◆ Compiti da svolgere
(1) Rispondi a queste domande sul brano relativo alla fattispecie di lieve entità:
(a) Che cosa ha fatto la pronuncia a Sezioni Unite citata all'inizio?
(b) Secondo una parte della giurisprudenza del primo orientamento, da che cosa si desumeva la maggior pericolosità sociale legata all'eterogeneità delle sostanze detenute?
(c) Quale decisione viene citata "ex multis" alla fine del brano?
(2) Puoi ricopiare fedelmente il brano sulla fattispecie di lieve entità, partendo da "Occorre ricordare che" e arrivando fino a "contrapposti due orientamenti."?
(3) Come prosegue il brano sulla fattispecie di lieve entità? Continualo a partire dall'ultima frase riportata.
**** Brano fornito
Occorre ricordare che la citata pronuncia a Sezioni Unite ha ricomposto un risalente contrasto giurisprudenziale che vedeva contrapposti due orientamenti.

Secondo un primo orientamento, infatti, era sufficiente a escludere l'applicazione della fattispecie di lieve entità il vaglio negativo anche di uno solo degli indici previsti dalla norma (qualità, quantità, mezzi, modalità, circostanze dell'azione) era da considerarsi negativamente assorbente. Inoltre, una parte della giurisprudenza appartenente a tale filone giurisprudenziale riteneva che l'eterogeneità delle sostanze detenute, poiché indicativa di una maggior pericolosità sociale, desunta dalla capacità di rifornimento di un più alto e variegato numero di consumatori, era di per se stessa ostativa alla concessione dell'ipotesi lieve (ex multis (Cass. pen., Sez. III, 10 novembre 2016, n. 11920).
********
**** Righe di dati
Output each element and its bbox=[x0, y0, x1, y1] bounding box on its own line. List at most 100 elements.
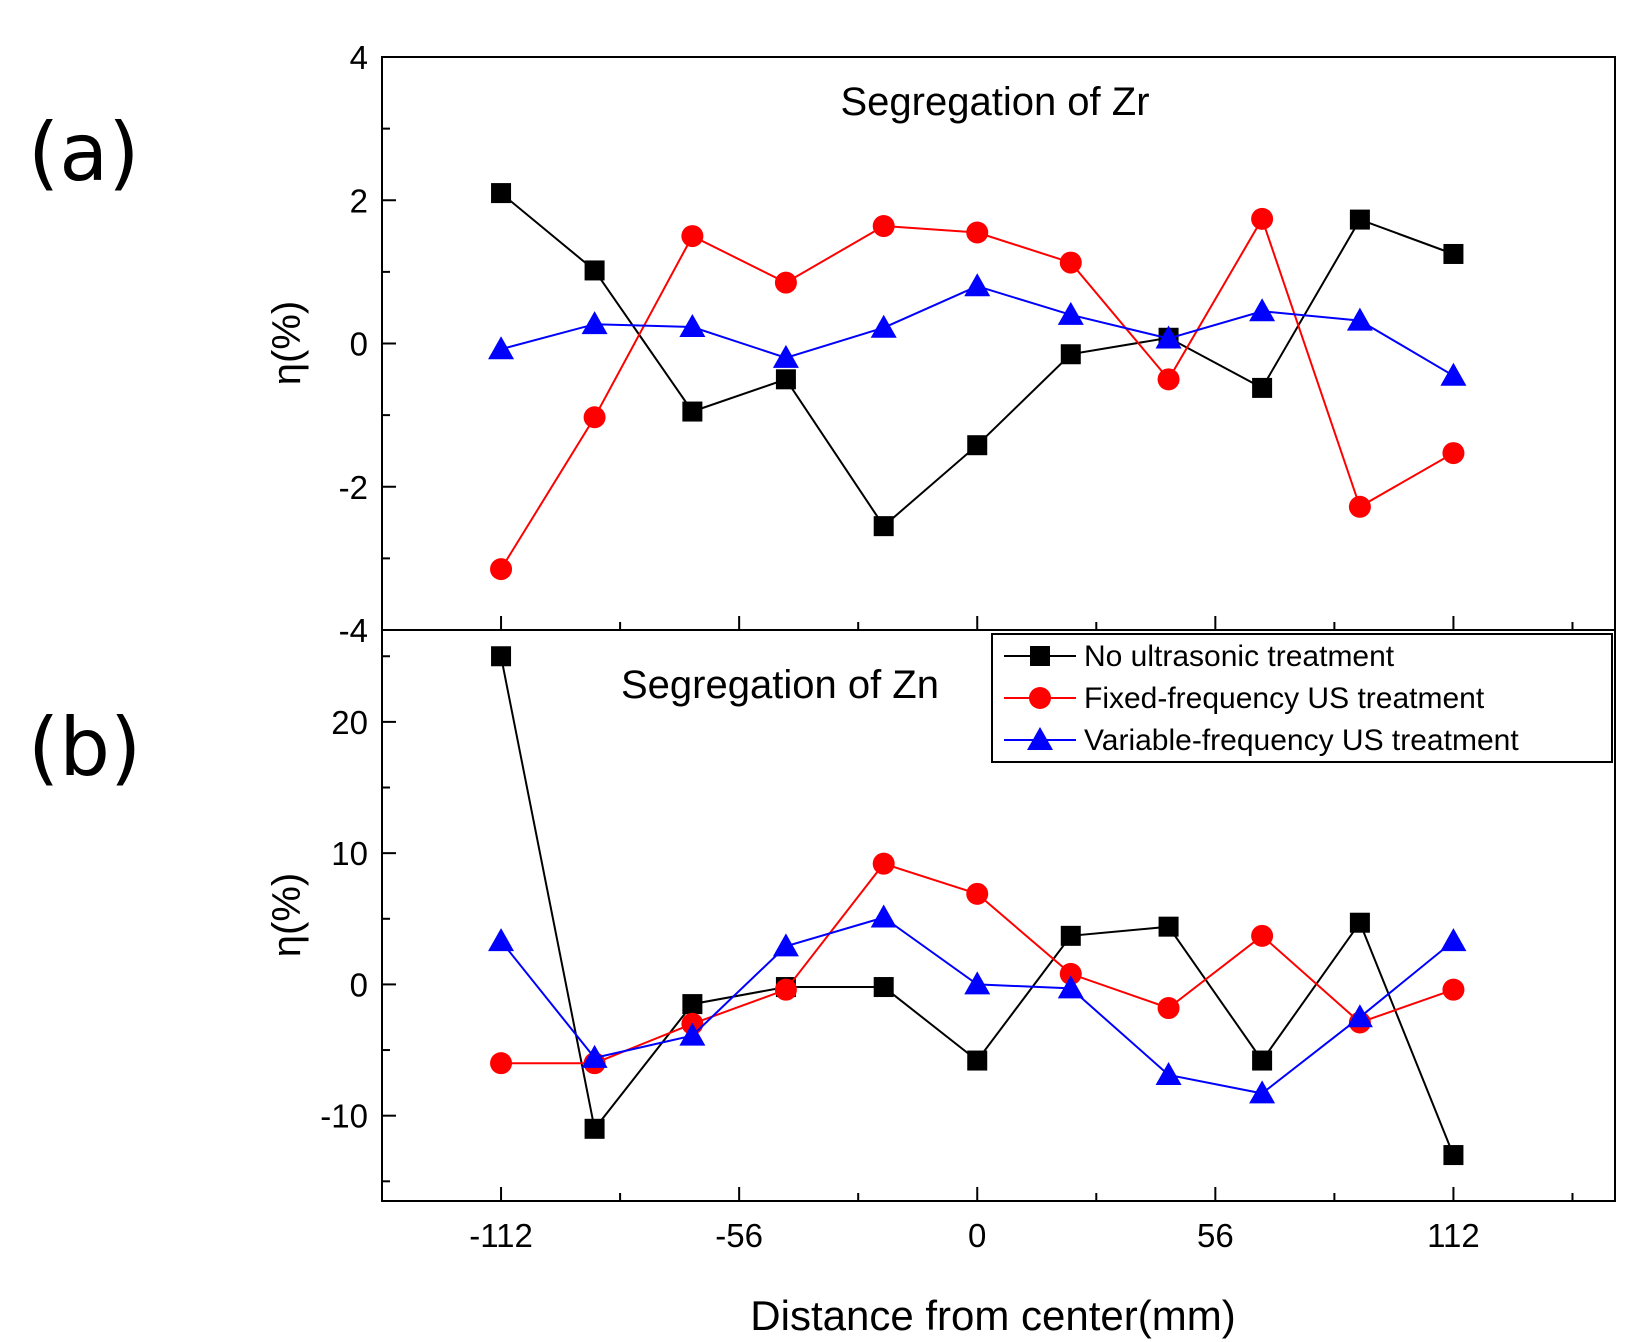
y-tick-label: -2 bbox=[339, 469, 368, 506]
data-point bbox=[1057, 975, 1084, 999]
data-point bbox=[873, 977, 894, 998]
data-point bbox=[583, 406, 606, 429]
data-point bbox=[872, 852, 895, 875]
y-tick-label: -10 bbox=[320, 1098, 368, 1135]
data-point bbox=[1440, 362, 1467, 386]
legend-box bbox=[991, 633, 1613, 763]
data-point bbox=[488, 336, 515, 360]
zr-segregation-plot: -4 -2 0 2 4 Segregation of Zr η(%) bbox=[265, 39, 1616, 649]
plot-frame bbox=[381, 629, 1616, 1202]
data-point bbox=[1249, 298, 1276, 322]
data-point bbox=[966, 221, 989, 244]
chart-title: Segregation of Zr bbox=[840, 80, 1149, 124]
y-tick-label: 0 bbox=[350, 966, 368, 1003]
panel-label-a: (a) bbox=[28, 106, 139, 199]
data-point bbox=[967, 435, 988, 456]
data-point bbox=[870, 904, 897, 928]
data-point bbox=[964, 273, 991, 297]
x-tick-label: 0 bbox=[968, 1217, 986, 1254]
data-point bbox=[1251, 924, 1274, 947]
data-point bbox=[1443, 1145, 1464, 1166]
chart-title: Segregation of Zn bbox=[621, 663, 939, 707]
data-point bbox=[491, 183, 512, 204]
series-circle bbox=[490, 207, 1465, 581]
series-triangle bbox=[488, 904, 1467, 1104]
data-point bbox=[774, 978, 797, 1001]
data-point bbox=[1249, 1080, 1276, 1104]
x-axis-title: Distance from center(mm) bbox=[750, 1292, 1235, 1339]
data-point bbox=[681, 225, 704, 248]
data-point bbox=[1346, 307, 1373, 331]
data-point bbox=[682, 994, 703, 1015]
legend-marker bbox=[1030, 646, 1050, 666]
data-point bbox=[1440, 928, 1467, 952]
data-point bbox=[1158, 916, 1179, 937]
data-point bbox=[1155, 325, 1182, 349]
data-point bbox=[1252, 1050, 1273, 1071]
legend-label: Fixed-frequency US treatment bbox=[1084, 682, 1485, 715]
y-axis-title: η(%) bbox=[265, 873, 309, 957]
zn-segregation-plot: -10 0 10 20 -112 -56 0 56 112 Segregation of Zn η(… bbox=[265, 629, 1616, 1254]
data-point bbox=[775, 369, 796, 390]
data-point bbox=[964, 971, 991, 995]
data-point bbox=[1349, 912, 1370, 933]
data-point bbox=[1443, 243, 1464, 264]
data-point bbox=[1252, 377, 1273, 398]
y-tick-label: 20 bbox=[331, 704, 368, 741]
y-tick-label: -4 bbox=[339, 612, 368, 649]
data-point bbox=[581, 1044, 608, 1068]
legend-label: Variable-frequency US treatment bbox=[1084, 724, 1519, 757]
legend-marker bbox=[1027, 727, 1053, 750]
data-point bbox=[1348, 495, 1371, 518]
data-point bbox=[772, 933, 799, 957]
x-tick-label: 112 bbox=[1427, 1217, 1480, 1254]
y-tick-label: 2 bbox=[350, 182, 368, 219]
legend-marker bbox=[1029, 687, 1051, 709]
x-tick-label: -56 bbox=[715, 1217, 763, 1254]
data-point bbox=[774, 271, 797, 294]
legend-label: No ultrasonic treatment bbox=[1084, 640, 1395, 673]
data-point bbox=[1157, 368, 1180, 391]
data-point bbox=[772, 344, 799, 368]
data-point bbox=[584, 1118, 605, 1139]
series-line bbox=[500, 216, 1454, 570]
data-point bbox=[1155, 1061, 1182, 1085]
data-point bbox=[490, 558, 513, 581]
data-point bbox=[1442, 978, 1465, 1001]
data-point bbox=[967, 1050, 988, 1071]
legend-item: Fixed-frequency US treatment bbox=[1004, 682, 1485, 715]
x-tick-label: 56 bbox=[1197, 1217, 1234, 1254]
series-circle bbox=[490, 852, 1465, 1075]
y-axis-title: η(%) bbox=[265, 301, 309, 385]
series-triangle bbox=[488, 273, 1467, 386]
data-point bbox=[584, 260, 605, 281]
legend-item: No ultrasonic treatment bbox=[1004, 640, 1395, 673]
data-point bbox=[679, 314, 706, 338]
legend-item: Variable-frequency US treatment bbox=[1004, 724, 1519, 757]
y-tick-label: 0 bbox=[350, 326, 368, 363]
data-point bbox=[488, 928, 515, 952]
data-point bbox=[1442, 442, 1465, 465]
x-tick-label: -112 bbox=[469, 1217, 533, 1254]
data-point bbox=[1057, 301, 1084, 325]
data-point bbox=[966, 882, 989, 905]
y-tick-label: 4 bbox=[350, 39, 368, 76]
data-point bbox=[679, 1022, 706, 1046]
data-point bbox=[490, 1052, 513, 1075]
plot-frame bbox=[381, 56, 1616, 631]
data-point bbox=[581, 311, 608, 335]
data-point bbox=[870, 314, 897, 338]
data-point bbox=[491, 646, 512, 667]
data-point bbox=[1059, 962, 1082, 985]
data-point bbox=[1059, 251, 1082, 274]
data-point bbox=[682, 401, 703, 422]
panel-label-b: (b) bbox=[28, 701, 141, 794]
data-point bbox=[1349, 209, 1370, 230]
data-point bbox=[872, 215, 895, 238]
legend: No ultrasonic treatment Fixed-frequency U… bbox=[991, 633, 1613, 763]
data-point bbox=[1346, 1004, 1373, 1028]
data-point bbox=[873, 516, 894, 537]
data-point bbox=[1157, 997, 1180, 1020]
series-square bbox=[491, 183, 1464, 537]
********
**** Righe di dati
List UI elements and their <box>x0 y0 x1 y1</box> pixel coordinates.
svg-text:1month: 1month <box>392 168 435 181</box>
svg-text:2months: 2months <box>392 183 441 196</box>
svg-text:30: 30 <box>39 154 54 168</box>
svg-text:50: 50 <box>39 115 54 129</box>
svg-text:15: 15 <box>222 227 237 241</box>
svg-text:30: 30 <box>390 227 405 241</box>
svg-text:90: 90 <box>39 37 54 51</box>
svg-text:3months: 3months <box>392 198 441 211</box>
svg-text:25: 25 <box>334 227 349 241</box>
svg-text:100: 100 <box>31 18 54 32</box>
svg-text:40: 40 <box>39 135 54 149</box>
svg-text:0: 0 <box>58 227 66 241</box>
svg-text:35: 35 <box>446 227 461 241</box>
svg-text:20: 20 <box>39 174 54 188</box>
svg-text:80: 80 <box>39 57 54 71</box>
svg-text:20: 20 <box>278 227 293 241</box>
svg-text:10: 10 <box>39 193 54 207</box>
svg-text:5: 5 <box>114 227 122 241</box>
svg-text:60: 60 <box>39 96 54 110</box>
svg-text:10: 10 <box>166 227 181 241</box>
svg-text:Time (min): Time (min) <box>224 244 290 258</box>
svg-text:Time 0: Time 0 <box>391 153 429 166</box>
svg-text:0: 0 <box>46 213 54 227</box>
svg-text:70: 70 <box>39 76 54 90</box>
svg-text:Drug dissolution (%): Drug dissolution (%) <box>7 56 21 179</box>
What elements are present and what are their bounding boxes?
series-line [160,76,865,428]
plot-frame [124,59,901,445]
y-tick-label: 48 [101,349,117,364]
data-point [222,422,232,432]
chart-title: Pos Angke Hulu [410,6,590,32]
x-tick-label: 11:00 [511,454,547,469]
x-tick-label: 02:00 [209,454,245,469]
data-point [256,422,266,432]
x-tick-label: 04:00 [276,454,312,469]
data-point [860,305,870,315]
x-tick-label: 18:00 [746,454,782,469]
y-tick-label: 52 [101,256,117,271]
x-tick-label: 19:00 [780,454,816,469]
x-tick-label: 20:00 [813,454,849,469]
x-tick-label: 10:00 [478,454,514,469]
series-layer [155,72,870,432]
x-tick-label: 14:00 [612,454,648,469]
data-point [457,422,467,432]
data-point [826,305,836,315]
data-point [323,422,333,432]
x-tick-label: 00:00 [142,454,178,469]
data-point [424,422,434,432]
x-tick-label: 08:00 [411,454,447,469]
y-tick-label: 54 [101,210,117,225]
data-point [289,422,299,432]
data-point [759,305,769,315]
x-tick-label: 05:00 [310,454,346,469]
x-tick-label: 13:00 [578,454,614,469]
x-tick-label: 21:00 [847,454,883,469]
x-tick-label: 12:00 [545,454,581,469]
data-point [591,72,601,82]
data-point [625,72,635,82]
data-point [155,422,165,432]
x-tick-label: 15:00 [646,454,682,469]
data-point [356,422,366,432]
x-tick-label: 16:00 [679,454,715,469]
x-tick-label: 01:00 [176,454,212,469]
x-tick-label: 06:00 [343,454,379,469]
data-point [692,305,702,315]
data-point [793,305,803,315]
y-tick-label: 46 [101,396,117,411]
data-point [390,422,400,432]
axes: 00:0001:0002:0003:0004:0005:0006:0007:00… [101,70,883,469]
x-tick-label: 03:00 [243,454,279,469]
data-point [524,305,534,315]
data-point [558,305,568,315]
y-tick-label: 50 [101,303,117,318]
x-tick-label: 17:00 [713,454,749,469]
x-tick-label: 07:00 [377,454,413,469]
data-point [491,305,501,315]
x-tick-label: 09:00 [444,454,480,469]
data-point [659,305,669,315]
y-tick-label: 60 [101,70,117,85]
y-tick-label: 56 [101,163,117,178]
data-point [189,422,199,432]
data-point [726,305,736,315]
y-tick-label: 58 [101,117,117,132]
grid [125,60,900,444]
********
◆ Problemi risolti
(1)
(a) Ha ricomposto un risalente contrasto giurisprudenziale che vedeva contrapposti due orientamenti.
(b) Dalla capacità di rifornimento di un più alto e variegato numero di consumatori.
(c) Cass. pen., Sez. III, 10 novembre 2016, n. 11920.

(2)
Occorre ricordare che la citata pronuncia a Sezioni Unite ha ricomposto un risalente contrasto giurisprudenziale che vedeva contrapposti due orientamenti.

(3)
Tuttavia, secondo diverso e più recente orientamento, il dato testuale della norma non permetteva di concludere che il vaglio negativo anche solo di uno dei parametri della disposizione potesse comportare l'inapplicabilità della fattispecie lieve, occorrendo, invece procedere alla valutazione di tutti i parametri previsti dall'art. 73, comma 5, d.P.R. 309/1990 destinati a convergere in un giudizio unitario, ai fini della configurazione della lieve entità del fatto. (Cass. pen., Sez. VI, 12 aprile 2018, n. 28220). Di conseguenza la detenzione di sostanze eterogenee non era considerata ostativa alla configurazione della fattispecie lieve, poiché altrimenti si sarebbe dato ingresso ad una preclusione assoluta, astratta ed inoltre elaborata in via pretoria poiché senza riscontro nel dato testuale della norma (la quale, anzi, parla di “sostanze” al plurale).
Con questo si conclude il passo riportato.